[THE PROBLEM]
Using the material below, work out how many lines contain the word "samples". Reply with the number and nothing more.

------ INPUT FOR THIS TASK

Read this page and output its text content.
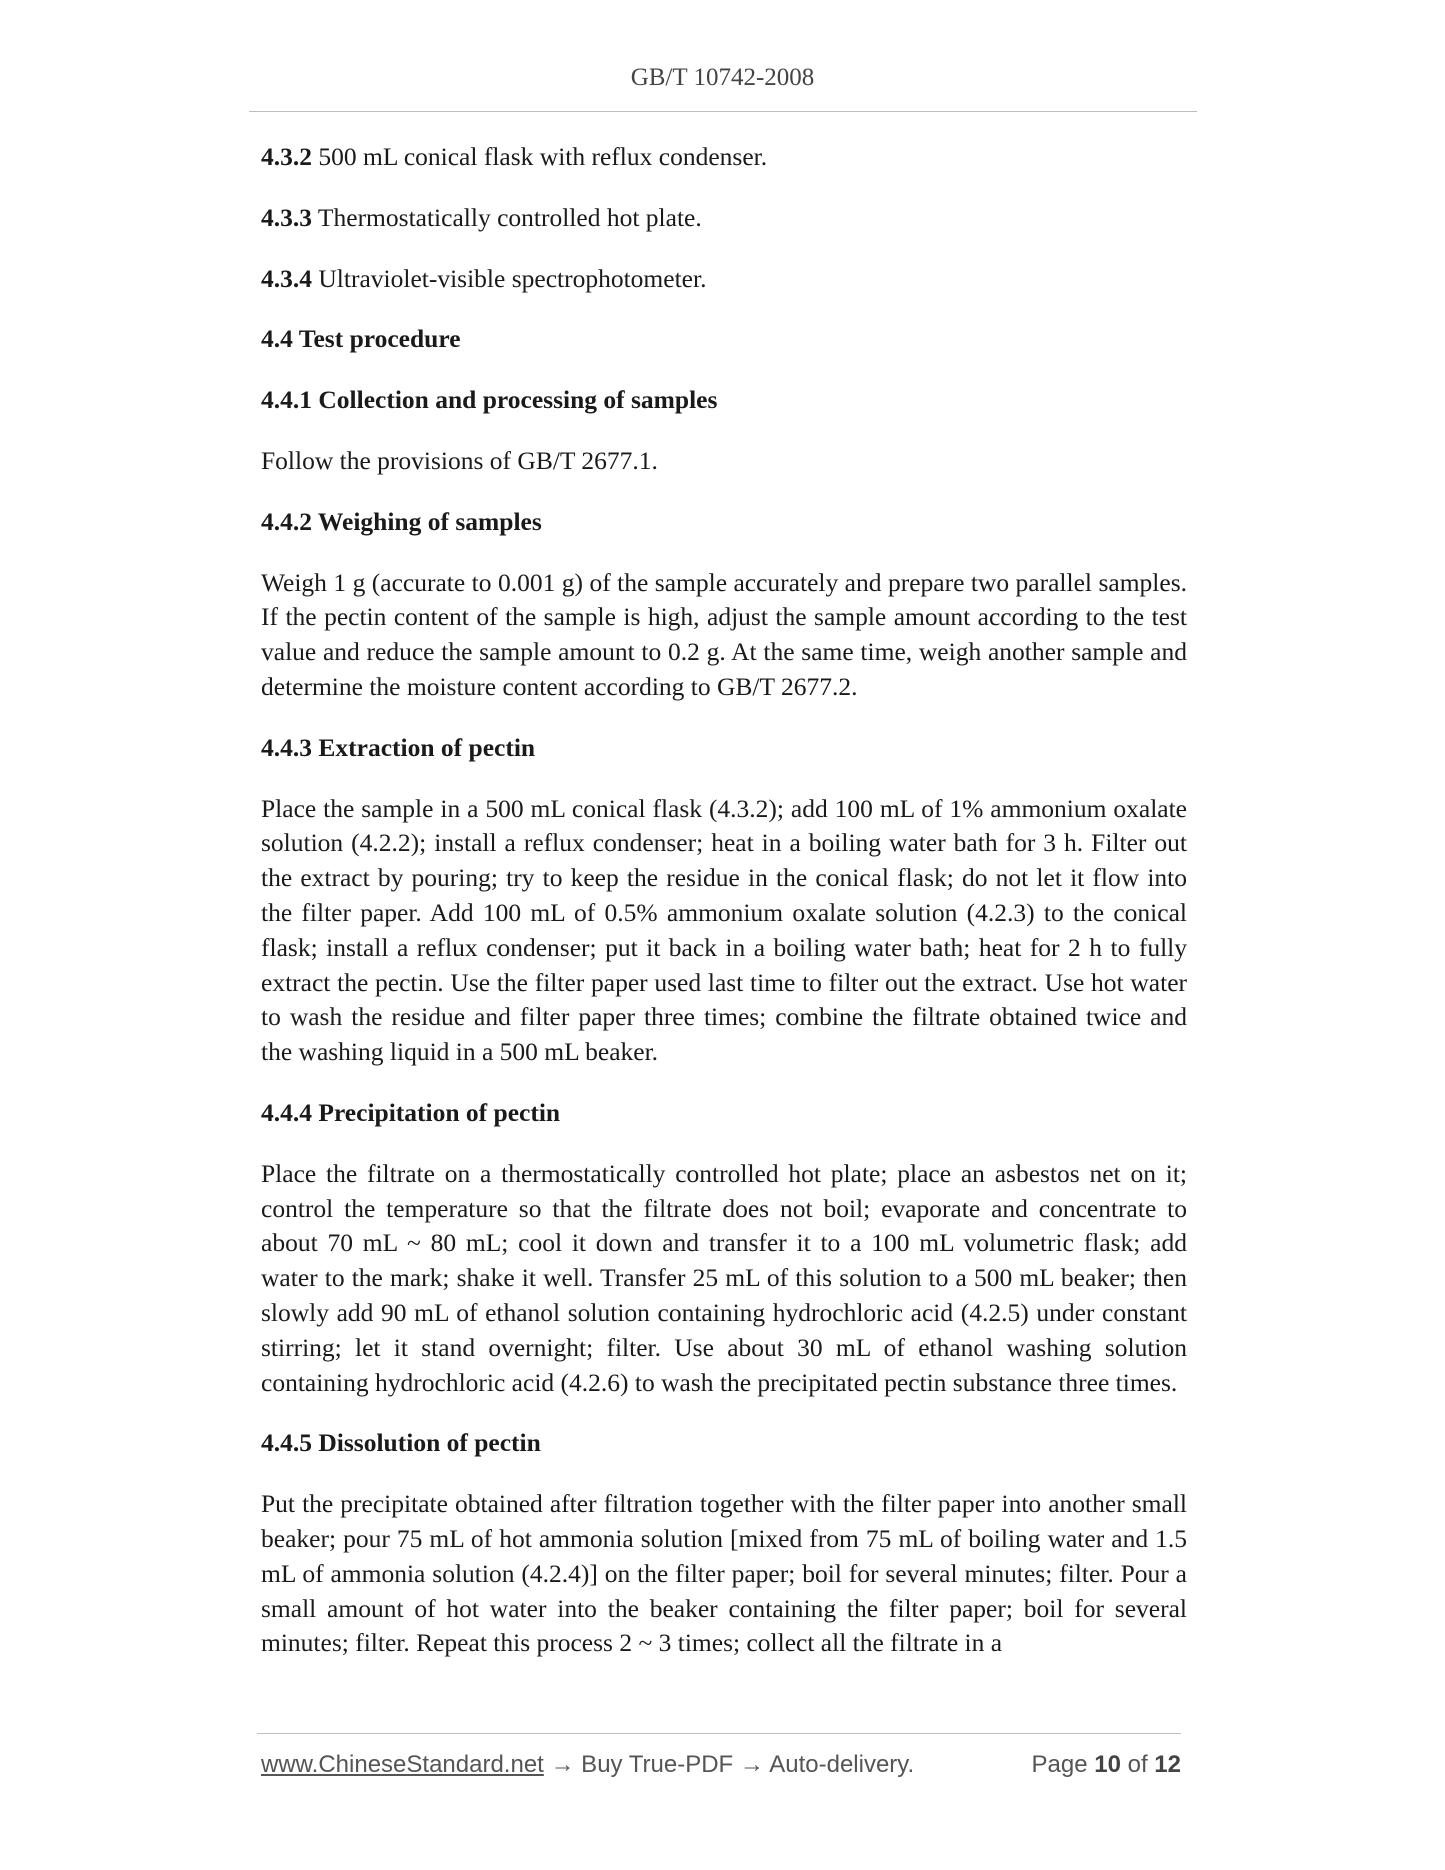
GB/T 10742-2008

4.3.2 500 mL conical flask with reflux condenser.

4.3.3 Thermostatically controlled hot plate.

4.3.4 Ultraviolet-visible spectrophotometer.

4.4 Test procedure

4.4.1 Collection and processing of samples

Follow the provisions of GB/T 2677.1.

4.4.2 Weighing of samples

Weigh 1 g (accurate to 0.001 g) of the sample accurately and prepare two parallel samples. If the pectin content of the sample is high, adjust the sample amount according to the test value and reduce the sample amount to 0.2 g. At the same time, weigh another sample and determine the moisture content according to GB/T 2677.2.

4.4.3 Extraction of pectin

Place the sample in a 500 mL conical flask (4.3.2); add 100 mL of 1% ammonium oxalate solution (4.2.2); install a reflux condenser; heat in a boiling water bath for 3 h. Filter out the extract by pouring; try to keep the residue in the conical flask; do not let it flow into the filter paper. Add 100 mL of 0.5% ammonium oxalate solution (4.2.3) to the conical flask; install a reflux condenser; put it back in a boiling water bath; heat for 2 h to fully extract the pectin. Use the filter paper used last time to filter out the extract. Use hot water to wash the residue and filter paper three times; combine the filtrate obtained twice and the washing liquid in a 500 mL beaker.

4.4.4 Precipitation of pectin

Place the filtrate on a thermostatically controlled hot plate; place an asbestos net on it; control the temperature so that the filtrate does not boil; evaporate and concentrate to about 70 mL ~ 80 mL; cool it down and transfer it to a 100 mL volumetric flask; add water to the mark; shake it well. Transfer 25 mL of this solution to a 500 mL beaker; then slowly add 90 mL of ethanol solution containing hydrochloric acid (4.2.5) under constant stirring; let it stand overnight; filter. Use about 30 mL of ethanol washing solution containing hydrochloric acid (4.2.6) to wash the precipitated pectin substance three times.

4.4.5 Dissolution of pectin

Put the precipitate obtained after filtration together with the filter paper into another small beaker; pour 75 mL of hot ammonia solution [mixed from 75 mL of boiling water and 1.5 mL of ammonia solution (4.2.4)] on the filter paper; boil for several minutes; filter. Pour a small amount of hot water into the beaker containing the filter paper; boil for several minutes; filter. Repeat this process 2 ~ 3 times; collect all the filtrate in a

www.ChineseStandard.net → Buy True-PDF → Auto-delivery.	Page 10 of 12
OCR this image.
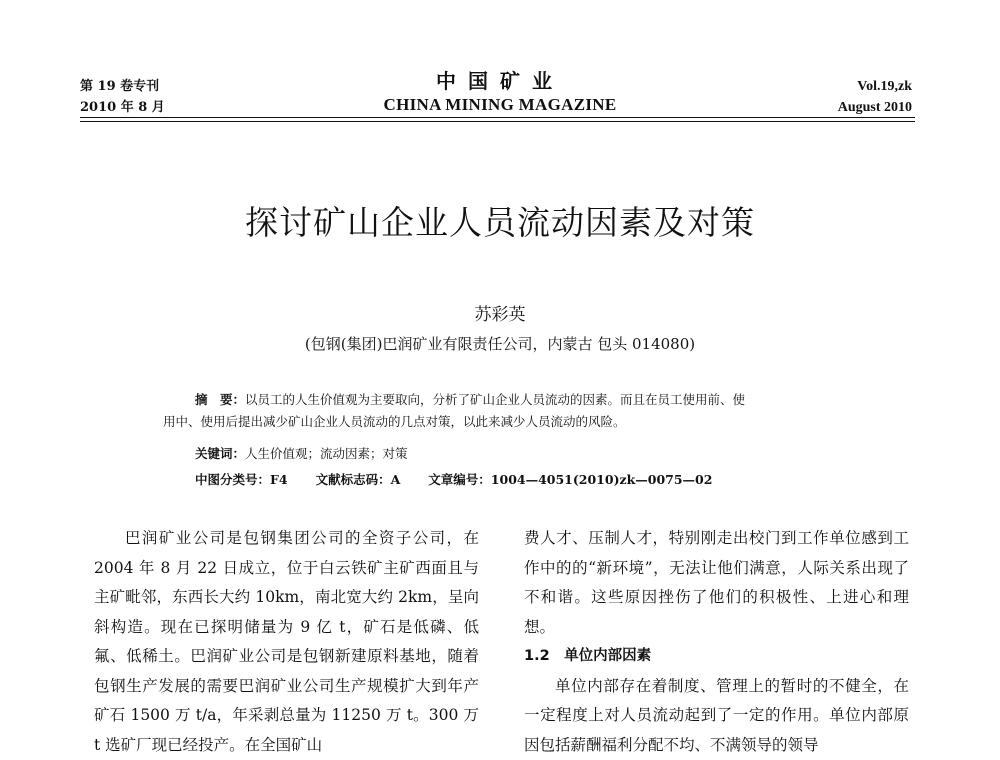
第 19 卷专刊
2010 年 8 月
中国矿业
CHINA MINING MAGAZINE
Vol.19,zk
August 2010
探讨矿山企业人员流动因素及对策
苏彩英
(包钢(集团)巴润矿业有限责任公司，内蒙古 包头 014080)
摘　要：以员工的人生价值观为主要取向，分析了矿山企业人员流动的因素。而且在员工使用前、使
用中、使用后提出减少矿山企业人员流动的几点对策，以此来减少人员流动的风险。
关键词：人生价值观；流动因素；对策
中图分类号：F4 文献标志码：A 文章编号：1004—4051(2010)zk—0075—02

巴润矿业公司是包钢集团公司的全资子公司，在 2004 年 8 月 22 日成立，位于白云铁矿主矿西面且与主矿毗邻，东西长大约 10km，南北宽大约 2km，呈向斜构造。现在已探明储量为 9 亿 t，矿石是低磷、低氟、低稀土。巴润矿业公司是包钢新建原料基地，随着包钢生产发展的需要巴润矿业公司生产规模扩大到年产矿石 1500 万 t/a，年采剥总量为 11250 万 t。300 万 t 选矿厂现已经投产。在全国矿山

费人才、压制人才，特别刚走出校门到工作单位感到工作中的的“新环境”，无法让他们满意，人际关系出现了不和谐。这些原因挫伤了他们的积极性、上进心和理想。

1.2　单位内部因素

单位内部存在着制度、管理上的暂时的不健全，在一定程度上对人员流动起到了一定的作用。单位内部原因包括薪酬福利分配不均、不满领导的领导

------------

[THE COMPLETED TASK]
3